* WHAT IS REQUIRED *
Reproduce the records below exactly as they appear.

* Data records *
:::
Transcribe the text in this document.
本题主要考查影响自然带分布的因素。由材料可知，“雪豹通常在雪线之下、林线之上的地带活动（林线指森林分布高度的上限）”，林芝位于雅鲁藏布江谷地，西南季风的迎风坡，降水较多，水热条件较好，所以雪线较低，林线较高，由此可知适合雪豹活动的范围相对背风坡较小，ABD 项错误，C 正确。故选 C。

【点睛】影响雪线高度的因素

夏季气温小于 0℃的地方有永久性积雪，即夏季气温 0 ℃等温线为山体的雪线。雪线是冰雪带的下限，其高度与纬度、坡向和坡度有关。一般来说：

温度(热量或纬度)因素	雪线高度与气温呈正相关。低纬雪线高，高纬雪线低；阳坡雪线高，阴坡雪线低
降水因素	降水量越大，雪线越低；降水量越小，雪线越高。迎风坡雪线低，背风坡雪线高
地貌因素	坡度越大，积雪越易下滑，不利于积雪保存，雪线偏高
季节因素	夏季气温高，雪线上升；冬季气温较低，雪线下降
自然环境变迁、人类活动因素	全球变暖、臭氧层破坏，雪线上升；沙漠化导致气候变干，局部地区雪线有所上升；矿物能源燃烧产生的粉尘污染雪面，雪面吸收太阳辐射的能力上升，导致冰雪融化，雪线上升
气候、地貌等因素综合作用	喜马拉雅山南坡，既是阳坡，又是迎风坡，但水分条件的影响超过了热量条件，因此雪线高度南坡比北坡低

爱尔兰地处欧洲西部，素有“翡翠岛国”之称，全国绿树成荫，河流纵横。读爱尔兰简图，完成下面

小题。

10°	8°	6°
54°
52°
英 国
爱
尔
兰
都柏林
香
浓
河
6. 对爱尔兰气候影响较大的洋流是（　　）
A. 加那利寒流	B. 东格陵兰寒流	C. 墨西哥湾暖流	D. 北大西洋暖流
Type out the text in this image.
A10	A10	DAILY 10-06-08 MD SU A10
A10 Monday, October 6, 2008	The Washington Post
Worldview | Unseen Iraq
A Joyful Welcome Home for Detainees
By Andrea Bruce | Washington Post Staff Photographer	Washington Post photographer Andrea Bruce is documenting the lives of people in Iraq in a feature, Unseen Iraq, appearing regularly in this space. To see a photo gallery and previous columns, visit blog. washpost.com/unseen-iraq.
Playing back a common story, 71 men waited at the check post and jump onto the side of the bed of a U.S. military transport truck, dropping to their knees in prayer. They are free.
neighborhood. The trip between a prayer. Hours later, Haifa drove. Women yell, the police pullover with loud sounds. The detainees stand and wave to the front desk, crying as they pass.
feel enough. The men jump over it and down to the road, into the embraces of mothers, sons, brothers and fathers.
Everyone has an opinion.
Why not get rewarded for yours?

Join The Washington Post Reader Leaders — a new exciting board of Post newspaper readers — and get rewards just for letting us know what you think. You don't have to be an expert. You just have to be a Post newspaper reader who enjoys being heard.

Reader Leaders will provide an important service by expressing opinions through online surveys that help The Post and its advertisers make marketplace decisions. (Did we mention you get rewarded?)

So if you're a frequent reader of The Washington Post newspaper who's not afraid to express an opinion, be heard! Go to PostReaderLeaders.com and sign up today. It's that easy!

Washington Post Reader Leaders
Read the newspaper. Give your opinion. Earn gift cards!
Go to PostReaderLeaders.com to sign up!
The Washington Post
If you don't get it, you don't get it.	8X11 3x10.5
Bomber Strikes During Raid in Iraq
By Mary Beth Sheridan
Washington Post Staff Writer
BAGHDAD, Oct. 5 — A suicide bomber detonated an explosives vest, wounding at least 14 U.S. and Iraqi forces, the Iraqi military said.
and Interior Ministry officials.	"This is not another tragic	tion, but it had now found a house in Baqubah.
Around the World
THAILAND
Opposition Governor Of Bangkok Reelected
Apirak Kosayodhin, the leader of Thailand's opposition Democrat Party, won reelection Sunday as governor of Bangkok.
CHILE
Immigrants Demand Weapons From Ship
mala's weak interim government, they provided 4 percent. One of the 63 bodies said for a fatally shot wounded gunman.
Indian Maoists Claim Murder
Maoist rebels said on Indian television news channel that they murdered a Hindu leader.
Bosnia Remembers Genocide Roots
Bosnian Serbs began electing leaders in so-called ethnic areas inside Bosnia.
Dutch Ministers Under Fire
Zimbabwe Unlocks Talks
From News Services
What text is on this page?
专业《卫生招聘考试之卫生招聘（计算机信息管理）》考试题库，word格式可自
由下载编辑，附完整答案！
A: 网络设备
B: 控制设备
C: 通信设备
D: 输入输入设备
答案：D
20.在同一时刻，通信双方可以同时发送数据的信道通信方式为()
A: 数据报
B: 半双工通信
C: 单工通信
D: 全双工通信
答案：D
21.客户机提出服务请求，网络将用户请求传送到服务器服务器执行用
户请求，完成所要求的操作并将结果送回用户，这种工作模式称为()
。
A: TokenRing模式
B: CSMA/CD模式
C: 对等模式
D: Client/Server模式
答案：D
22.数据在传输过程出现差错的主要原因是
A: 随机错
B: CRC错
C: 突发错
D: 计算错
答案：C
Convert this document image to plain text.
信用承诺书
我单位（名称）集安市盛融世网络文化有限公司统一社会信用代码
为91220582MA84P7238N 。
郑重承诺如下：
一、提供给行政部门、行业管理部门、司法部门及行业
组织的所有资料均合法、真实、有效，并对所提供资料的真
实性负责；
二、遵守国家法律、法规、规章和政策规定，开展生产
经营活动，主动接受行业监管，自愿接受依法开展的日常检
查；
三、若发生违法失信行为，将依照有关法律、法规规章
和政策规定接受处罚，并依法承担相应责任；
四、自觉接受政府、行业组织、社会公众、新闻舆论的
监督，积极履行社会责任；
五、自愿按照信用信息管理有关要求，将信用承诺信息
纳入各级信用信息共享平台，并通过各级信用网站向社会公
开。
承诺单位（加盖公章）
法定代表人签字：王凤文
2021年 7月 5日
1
:::
* FULL ANSWER *
Transcribe the text in this document.
本题主要考查影响自然带分布的因素。由材料可知，“雪豹通常在雪线之下、林线之上的地带活动（林线指森林分布高度的上限）”，林芝位于雅鲁藏布江谷地，西南季风的迎风坡，降水较多，水热条件较好，所以雪线较低，林线较高，由此可知适合雪豹活动的范围相对背风坡较小，ABD 项错误，C 正确。故选 C。

【点睛】影响雪线高度的因素

夏季气温小于 0℃的地方有永久性积雪，即夏季气温 0 ℃等温线为山体的雪线。雪线是冰雪带的下限，其高度与纬度、坡向和坡度有关。一般来说：

温度(热量或纬度)因素	雪线高度与气温呈正相关。低纬雪线高，高纬雪线低；阳坡雪线高，阴坡雪线低
降水因素	降水量越大，雪线越低；降水量越小，雪线越高。迎风坡雪线低，背风坡雪线高
地貌因素	坡度越大，积雪越易下滑，不利于积雪保存，雪线偏高
季节因素	夏季气温高，雪线上升；冬季气温较低，雪线下降
自然环境变迁、人类活动因素	全球变暖、臭氧层破坏，雪线上升；沙漠化导致气候变干，局部地区雪线有所上升；矿物能源燃烧产生的粉尘污染雪面，雪面吸收太阳辐射的能力上升，导致冰雪融化，雪线上升
气候、地貌等因素综合作用	喜马拉雅山南坡，既是阳坡，又是迎风坡，但水分条件的影响超过了热量条件，因此雪线高度南坡比北坡低

爱尔兰地处欧洲西部，素有“翡翠岛国”之称，全国绿树成荫，河流纵横。读爱尔兰简图，完成下面

小题。

10°	8°	6°
54°
52°
英 国
爱
尔
兰
都柏林
香
浓
河
6. 对爱尔兰气候影响较大的洋流是（　　）
A. 加那利寒流	B. 东格陵兰寒流	C. 墨西哥湾暖流	D. 北大西洋暖流
Type out the text in this image.
A10	A10	DAILY 10-06-08 MD SU A10
A10 Monday, October 6, 2008	The Washington Post
Worldview | Unseen Iraq
A Joyful Welcome Home for Detainees
By Andrea Bruce | Washington Post Staff Photographer	Washington Post photographer Andrea Bruce is documenting the lives of people in Iraq in a feature, Unseen Iraq, appearing regularly in this space. To see a photo gallery and previous columns, visit blog. washpost.com/unseen-iraq.
Playing back a common story, 71 men waited at the check post and jump onto the side of the bed of a U.S. military transport truck, dropping to their knees in prayer. They are free.
neighborhood. The trip between a prayer. Hours later, Haifa drove. Women yell, the police pullover with loud sounds. The detainees stand and wave to the front desk, crying as they pass.
feel enough. The men jump over it and down to the road, into the embraces of mothers, sons, brothers and fathers.
Everyone has an opinion.
Why not get rewarded for yours?

Join The Washington Post Reader Leaders — a new exciting board of Post newspaper readers — and get rewards just for letting us know what you think. You don't have to be an expert. You just have to be a Post newspaper reader who enjoys being heard.

Reader Leaders will provide an important service by expressing opinions through online surveys that help The Post and its advertisers make marketplace decisions. (Did we mention you get rewarded?)

So if you're a frequent reader of The Washington Post newspaper who's not afraid to express an opinion, be heard! Go to PostReaderLeaders.com and sign up today. It's that easy!

Washington Post Reader Leaders
Read the newspaper. Give your opinion. Earn gift cards!
Go to PostReaderLeaders.com to sign up!
The Washington Post
If you don't get it, you don't get it.	8X11 3x10.5
Bomber Strikes During Raid in Iraq
By Mary Beth Sheridan
Washington Post Staff Writer
BAGHDAD, Oct. 5 — A suicide bomber detonated an explosives vest, wounding at least 14 U.S. and Iraqi forces, the Iraqi military said.
and Interior Ministry officials.	"This is not another tragic	tion, but it had now found a house in Baqubah.
Around the World
THAILAND
Opposition Governor Of Bangkok Reelected
Apirak Kosayodhin, the leader of Thailand's opposition Democrat Party, won reelection Sunday as governor of Bangkok.
CHILE
Immigrants Demand Weapons From Ship
mala's weak interim government, they provided 4 percent. One of the 63 bodies said for a fatally shot wounded gunman.
Indian Maoists Claim Murder
Maoist rebels said on Indian television news channel that they murdered a Hindu leader.
Bosnia Remembers Genocide Roots
Bosnian Serbs began electing leaders in so-called ethnic areas inside Bosnia.
Dutch Ministers Under Fire
Zimbabwe Unlocks Talks
From News Services
What text is on this page?
专业《卫生招聘考试之卫生招聘（计算机信息管理）》考试题库，word格式可自
由下载编辑，附完整答案！
A: 网络设备
B: 控制设备
C: 通信设备
D: 输入输入设备
答案：D
20.在同一时刻，通信双方可以同时发送数据的信道通信方式为()
A: 数据报
B: 半双工通信
C: 单工通信
D: 全双工通信
答案：D
21.客户机提出服务请求，网络将用户请求传送到服务器服务器执行用
户请求，完成所要求的操作并将结果送回用户，这种工作模式称为()
。
A: TokenRing模式
B: CSMA/CD模式
C: 对等模式
D: Client/Server模式
答案：D
22.数据在传输过程出现差错的主要原因是
A: 随机错
B: CRC错
C: 突发错
D: 计算错
答案：C
Convert this document image to plain text.
信用承诺书
我单位（名称）集安市盛融世网络文化有限公司统一社会信用代码
为91220582MA84P7238N 。
郑重承诺如下：
一、提供给行政部门、行业管理部门、司法部门及行业
组织的所有资料均合法、真实、有效，并对所提供资料的真
实性负责；
二、遵守国家法律、法规、规章和政策规定，开展生产
经营活动，主动接受行业监管，自愿接受依法开展的日常检
查；
三、若发生违法失信行为，将依照有关法律、法规规章
和政策规定接受处罚，并依法承担相应责任；
四、自觉接受政府、行业组织、社会公众、新闻舆论的
监督，积极履行社会责任；
五、自愿按照信用信息管理有关要求，将信用承诺信息
纳入各级信用信息共享平台，并通过各级信用网站向社会公
开。
承诺单位（加盖公章）
法定代表人签字：王凤文
2021年 7月 5日
1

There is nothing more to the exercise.